» TASK STATEMENT:
For each line below that includes the word "pengiriman", make a copy.

===== THE RECORDS

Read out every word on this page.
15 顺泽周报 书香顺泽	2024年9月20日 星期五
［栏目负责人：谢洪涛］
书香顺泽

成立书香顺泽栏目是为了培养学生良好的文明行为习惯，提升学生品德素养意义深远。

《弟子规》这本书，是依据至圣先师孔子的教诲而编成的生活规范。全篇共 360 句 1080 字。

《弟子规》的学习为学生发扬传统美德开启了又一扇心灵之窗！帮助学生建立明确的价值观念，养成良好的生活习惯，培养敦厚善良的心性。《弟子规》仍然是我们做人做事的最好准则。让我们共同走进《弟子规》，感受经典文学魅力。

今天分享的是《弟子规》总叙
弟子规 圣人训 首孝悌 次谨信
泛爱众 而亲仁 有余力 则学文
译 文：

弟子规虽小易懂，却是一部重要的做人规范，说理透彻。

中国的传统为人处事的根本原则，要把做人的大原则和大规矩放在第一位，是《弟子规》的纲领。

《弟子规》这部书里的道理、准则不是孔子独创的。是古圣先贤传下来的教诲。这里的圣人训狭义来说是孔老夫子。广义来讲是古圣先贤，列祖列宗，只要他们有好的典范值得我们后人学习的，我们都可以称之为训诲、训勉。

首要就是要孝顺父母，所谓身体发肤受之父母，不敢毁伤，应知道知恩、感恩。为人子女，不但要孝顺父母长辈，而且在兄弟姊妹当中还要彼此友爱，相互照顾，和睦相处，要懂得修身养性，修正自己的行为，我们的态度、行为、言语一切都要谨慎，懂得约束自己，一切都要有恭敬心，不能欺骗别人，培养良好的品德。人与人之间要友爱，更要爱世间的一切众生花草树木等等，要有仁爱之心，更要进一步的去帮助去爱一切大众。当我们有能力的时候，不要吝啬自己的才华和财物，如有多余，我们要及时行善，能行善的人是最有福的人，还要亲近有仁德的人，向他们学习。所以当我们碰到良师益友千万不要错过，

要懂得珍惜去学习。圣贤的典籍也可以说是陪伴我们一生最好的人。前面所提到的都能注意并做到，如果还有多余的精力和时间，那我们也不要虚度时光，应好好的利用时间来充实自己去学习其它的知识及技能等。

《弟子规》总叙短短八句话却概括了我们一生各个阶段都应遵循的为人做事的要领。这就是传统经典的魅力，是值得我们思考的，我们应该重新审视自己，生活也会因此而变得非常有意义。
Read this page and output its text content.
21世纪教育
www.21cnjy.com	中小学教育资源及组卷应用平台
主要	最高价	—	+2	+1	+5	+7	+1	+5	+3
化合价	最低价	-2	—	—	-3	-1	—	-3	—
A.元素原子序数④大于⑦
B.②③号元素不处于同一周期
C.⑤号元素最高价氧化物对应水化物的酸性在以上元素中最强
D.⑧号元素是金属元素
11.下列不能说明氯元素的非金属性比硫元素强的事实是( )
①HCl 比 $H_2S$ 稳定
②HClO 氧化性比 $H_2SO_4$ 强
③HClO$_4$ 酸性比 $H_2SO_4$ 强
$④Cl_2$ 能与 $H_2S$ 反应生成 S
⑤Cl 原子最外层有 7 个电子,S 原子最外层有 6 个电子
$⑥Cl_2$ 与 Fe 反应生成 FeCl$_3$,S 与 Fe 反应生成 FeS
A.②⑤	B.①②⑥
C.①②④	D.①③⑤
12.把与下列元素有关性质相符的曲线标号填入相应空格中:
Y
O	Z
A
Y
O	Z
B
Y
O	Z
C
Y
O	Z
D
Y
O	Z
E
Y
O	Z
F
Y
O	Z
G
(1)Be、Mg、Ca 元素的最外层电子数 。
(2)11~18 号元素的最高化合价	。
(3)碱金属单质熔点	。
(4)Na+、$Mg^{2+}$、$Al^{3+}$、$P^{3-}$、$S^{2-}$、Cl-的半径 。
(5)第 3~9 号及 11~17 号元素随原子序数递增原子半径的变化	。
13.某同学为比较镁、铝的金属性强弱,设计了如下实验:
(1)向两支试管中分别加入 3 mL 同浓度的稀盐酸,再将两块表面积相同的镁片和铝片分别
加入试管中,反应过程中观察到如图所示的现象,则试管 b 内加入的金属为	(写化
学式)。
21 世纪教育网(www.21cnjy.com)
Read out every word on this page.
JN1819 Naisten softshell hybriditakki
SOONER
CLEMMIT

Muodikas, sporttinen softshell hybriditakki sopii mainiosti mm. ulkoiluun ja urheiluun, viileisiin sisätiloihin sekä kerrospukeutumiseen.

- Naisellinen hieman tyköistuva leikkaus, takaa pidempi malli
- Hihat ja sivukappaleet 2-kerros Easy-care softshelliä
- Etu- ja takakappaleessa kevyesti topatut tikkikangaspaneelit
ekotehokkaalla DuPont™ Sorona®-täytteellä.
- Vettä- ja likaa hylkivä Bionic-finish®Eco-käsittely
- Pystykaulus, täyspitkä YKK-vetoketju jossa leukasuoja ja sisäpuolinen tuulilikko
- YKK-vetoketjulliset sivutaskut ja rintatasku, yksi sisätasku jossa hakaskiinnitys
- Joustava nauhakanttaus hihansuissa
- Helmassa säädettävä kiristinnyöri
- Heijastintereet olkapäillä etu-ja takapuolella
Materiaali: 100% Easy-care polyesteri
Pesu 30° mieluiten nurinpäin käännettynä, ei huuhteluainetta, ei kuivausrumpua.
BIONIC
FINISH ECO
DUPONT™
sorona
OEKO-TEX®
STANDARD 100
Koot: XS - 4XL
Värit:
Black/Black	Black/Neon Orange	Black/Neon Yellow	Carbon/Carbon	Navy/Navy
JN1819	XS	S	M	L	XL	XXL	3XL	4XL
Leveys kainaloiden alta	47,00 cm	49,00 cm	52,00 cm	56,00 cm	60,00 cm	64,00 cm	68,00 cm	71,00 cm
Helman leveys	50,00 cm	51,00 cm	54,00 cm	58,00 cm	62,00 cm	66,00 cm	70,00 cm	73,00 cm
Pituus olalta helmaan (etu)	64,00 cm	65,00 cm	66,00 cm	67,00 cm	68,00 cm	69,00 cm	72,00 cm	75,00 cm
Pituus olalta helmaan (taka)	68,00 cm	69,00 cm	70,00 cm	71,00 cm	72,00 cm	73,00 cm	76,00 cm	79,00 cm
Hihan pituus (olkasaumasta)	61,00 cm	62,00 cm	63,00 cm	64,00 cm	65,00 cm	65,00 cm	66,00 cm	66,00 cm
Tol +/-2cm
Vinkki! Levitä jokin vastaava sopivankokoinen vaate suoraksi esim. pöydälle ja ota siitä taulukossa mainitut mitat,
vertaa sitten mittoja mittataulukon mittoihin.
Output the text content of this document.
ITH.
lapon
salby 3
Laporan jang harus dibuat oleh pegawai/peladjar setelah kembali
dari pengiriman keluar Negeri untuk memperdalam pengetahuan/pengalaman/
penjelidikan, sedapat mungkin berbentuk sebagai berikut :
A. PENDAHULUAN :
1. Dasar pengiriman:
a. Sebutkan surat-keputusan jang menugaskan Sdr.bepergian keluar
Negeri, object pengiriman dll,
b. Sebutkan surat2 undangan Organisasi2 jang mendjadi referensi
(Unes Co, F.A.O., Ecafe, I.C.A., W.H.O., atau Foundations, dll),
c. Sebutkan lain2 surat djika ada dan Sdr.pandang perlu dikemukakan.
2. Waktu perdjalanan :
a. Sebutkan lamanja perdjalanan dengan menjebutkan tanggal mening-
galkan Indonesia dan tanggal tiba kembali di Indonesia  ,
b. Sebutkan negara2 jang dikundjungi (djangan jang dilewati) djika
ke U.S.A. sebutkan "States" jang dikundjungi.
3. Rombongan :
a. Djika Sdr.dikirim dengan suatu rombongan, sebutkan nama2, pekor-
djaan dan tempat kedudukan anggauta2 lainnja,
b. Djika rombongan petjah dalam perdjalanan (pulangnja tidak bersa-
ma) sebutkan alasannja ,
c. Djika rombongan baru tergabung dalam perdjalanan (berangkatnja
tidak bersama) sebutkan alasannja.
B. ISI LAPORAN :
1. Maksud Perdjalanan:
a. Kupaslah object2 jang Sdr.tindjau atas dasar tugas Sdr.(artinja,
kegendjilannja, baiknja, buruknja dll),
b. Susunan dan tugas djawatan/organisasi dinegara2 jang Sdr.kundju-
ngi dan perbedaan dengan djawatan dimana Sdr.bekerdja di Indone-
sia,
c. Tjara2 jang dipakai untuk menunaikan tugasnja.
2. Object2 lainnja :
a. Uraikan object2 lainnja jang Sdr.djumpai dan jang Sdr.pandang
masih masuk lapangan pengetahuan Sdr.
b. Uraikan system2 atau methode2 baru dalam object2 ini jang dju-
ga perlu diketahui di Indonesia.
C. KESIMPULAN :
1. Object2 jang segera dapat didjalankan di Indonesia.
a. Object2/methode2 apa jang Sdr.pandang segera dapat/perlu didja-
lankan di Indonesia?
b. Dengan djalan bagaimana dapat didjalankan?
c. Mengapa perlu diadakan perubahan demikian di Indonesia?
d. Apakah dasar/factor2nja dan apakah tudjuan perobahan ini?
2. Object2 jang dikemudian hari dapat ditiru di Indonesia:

==========

» SOLVED EXERCISE:
dari pengiriman keluar Negeri untuk memperdalam pengetahuan/pengalaman/
1. Dasar pengiriman:
Negeri, object pengiriman dll,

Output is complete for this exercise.